▸ Objectif
Transformez les lignes de toutes les entrées ci-dessous en un tableau Markdown à deux colonnes, « n » pour le numéro de rang et « Ligne » pour le texte, sans les lignes vides. Laissez les images hors du tableau.

▸ Entrées de données
'''

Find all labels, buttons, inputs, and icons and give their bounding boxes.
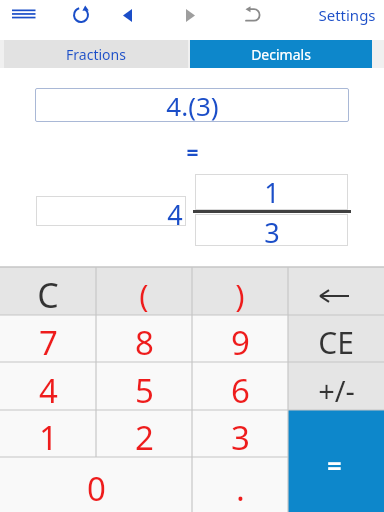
button[interactable]: CE [288,315,384,362]
button[interactable]: 3 [192,410,288,457]
button[interactable] [66,1,96,31]
staticText: Fractions [66,45,126,64]
button[interactable] [238,1,268,31]
button[interactable]: Fractions [4,40,188,68]
button[interactable]: 9 [192,315,288,362]
staticText: 9 [231,320,250,365]
staticText: 5 [135,368,154,413]
button[interactable]: +/- [288,362,384,410]
button[interactable] [175,1,205,31]
staticText: 1 [264,174,280,210]
staticText: Decimals [251,45,311,64]
button[interactable]: 8 [96,315,192,362]
staticText: = [327,448,342,482]
button[interactable]: 6 [192,362,288,410]
staticText: 3 [231,415,250,460]
staticText: 2 [135,415,154,460]
button[interactable]: . [192,457,288,512]
staticText: 4 [39,368,58,413]
button[interactable]: ) [192,267,288,315]
button[interactable]: 7 [0,315,96,362]
button[interactable] [288,267,384,315]
staticText: ( [139,274,149,316]
button[interactable]: 5 [96,362,192,410]
staticText: 8 [135,320,154,365]
staticText: CE [318,322,354,363]
button[interactable] [112,1,142,31]
staticText: . [236,466,245,511]
button[interactable]: 4 [0,362,96,410]
staticText: 1 [39,415,58,460]
staticText: 0 [87,466,106,511]
button[interactable]: 2 [96,410,192,457]
staticText: 6 [231,368,250,413]
button[interactable] [8,2,40,30]
button[interactable]: ( [96,267,192,315]
staticText: C [37,272,59,318]
button[interactable]: C [0,267,96,315]
staticText: 3 [264,214,280,246]
staticText: = [186,138,199,162]
button[interactable]: = [288,410,384,512]
button[interactable]: 1 [0,410,96,457]
button[interactable]: Settings [306,4,376,26]
staticText: Settings [318,5,376,25]
staticText: 7 [39,320,58,365]
button[interactable]: Decimals [190,40,372,68]
staticText: +/- [318,371,355,410]
staticText: 4 [167,196,183,226]
staticText: 4.(3) [166,88,219,122]
button[interactable]: 0 [0,457,192,512]
staticText: ) [235,274,245,316]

'''

▸ Solution
| n | Ligne |
|---|---|
| 1 | Find all labels, buttons, inputs, and icons and give their bounding boxes. |
| 2 | button[interactable]: CE [288,315,384,362] |
| 3 | button[interactable]: 3 [192,410,288,457] |
| 4 | button[interactable] [66,1,96,31] |
| 5 | staticText: Fractions [66,45,126,64] |
| 6 | button[interactable] [238,1,268,31] |
| 7 | button[interactable]: Fractions [4,40,188,68] |
| 8 | button[interactable]: 9 [192,315,288,362] |
| 9 | staticText: 9 [231,320,250,365] |
| 10 | staticText: 5 [135,368,154,413] |
| 11 | button[interactable]: +/- [288,362,384,410] |
| 12 | button[interactable] [175,1,205,31] |
| 13 | staticText: 1 [264,174,280,210] |
| 14 | staticText: Decimals [251,45,311,64] |
| 15 | button[interactable]: 8 [96,315,192,362] |
| 16 | staticText: = [327,448,342,482] |
| 17 | button[interactable]: 6 [192,362,288,410] |
| 18 | staticText: 3 [231,415,250,460] |
| 19 | staticText: 2 [135,415,154,460] |
| 20 | button[interactable]: . [192,457,288,512] |
| 21 | staticText: 4 [39,368,58,413] |
| 22 | button[interactable]: ) [192,267,288,315] |
| 23 | button[interactable]: 7 [0,315,96,362] |
| 24 | button[interactable] [288,267,384,315] |
| 25 | staticText: ( [139,274,149,316] |
| 26 | button[interactable]: 5 [96,362,192,410] |
| 27 | staticText: 8 [135,320,154,365] |
| 28 | staticText: CE [318,322,354,363] |
| 29 | button[interactable] [112,1,142,31] |
| 30 | staticText: . [236,466,245,511] |
| 31 | button[interactable]: 4 [0,362,96,410] |
| 32 | staticText: 1 [39,415,58,460] |
| 33 | staticText: 0 [87,466,106,511] |
| 34 | button[interactable]: 2 [96,410,192,457] |
| 35 | staticText: 6 [231,368,250,413] |
| 36 | button[interactable] [8,2,40,30] |
| 37 | button[interactable]: ( [96,267,192,315] |
| 38 | staticText: C [37,272,59,318] |
| 39 | button[interactable]: C [0,267,96,315] |
| 40 | staticText: 3 [264,214,280,246] |
| 41 | staticText: = [186,138,199,162] |
| 42 | button[interactable]: = [288,410,384,512] |
| 43 | button[interactable]: 1 [0,410,96,457] |
| 44 | button[interactable]: Settings [306,4,376,26] |
| 45 | staticText: Settings [318,5,376,25] |
| 46 | staticText: 7 [39,320,58,365] |
| 47 | button[interactable]: Decimals [190,40,372,68] |
| 48 | staticText: +/- [318,371,355,410] |
| 49 | staticText: 4 [167,196,183,226] |
| 50 | staticText: 4.(3) [166,88,219,122] |
| 51 | button[interactable]: 0 [0,457,192,512] |
| 52 | staticText: ) [235,274,245,316] |